- _Problem to solve_
Extract each line in the items that contains the string "number". Copy each line in full.

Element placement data
++++++++

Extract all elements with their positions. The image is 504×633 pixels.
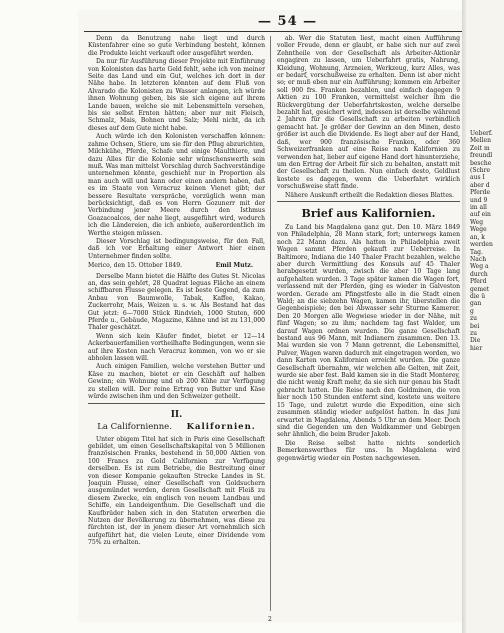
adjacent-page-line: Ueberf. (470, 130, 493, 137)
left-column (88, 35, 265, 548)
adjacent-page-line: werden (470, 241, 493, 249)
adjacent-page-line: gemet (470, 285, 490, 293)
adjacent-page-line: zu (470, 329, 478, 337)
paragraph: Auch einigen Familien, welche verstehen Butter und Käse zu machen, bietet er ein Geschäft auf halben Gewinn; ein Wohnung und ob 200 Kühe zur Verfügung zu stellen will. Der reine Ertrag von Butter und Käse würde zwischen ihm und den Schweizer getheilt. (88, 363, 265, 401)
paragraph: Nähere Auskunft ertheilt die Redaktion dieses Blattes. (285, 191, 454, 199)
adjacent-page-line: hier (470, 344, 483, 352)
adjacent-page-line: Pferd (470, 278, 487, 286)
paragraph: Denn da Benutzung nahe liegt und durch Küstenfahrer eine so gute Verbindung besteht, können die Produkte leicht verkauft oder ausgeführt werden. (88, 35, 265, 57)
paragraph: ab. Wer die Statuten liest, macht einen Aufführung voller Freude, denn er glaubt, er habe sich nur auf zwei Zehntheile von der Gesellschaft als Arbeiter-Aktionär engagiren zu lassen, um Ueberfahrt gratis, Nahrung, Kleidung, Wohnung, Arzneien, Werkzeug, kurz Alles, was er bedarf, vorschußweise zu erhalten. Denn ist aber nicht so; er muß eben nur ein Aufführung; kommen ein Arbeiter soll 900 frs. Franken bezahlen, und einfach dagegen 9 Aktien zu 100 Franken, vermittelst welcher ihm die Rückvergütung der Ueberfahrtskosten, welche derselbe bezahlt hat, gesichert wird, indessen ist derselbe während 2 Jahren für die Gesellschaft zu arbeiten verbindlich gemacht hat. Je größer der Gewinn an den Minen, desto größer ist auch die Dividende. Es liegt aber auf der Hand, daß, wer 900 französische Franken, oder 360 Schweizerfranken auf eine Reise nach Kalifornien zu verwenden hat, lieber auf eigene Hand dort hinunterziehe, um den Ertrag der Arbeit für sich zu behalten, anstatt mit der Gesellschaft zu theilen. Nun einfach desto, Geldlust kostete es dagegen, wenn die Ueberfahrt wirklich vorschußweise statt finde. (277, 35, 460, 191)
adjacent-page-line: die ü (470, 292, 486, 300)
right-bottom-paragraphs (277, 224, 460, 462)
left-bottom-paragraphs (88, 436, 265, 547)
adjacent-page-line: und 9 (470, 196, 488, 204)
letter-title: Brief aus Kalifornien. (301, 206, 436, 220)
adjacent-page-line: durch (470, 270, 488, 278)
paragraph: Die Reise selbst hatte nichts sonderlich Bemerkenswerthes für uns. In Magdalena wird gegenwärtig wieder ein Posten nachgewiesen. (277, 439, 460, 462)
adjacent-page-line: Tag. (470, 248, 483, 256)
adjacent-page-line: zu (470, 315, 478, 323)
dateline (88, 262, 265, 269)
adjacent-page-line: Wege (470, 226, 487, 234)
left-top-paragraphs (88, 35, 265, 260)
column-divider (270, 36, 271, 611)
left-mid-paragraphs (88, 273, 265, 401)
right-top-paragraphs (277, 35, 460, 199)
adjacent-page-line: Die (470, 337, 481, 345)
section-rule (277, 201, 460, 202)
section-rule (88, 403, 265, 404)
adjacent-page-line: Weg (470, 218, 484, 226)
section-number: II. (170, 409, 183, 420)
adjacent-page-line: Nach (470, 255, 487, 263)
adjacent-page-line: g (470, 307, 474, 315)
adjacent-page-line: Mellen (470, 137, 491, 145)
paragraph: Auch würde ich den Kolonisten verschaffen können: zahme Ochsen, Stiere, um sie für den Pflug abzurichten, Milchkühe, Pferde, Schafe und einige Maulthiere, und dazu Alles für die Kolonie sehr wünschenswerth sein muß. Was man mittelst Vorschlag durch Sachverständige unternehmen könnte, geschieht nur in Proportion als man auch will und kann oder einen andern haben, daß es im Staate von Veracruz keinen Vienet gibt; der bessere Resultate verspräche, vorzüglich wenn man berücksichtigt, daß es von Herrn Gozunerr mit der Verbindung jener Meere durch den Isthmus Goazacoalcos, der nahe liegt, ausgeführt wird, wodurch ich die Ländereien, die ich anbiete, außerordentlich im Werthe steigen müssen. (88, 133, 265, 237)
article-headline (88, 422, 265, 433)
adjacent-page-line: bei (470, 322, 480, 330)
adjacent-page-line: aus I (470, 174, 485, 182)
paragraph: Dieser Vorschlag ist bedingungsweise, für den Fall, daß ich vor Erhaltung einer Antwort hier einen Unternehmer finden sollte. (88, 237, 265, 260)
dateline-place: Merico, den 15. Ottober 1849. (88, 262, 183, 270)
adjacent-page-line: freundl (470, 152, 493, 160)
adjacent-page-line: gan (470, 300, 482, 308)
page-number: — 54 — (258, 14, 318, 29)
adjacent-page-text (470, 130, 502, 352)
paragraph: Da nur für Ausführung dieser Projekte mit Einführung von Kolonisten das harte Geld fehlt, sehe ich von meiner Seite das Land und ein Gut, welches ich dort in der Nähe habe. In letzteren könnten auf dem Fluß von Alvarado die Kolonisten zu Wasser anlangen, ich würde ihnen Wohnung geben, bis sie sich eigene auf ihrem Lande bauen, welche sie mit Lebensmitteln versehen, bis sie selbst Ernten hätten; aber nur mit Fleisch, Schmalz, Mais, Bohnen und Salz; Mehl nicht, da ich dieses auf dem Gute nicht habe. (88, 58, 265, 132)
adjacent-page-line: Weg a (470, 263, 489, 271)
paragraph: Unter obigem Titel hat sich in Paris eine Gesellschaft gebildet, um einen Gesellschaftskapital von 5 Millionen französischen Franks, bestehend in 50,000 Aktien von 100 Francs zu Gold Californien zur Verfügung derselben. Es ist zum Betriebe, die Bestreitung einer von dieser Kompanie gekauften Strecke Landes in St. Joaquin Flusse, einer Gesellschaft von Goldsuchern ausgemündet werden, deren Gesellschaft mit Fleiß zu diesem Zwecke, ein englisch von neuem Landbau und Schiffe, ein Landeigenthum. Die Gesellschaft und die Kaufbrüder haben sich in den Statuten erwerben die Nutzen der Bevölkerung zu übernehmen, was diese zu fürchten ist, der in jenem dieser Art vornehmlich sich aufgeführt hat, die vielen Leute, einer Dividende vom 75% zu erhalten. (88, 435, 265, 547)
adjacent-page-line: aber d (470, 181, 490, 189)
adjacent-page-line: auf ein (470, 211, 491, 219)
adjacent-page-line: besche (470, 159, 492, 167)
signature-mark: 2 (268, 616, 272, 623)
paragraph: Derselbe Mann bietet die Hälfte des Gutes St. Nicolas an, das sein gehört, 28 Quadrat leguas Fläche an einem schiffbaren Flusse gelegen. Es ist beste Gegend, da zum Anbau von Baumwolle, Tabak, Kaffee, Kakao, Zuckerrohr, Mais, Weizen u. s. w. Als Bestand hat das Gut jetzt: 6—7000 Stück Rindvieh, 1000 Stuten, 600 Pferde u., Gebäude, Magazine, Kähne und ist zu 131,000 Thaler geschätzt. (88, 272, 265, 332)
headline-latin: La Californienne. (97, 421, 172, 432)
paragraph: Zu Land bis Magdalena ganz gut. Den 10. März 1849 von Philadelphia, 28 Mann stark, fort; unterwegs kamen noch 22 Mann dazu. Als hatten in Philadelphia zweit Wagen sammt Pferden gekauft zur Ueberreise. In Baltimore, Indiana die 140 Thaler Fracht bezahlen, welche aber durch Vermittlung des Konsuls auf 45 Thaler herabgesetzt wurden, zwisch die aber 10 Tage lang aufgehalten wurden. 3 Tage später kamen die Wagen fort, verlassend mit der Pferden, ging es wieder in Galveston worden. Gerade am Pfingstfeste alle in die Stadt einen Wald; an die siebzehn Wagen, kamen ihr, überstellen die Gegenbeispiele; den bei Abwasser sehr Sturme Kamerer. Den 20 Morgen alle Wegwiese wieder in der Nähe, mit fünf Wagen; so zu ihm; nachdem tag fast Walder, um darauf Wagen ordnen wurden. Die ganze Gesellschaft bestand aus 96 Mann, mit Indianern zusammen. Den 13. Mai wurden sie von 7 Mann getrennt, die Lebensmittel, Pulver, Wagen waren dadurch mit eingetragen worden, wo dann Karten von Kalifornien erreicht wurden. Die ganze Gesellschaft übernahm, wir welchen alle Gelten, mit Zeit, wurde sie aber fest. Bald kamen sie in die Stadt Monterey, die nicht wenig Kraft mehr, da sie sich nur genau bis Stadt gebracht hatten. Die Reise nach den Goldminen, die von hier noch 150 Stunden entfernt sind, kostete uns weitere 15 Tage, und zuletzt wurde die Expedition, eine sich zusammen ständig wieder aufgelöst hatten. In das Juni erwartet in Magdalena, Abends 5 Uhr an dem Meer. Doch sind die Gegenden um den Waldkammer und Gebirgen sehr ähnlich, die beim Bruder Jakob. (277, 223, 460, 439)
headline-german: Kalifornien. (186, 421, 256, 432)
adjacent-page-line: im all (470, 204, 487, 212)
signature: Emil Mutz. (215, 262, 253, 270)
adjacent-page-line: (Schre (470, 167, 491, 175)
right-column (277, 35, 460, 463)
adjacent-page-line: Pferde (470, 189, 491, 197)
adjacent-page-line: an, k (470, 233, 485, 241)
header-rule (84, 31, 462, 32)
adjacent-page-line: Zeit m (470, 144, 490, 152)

++++++++

- _Response below_
section-number: II. (170, 409, 183, 420)
page-number: — 54 — (258, 14, 318, 29)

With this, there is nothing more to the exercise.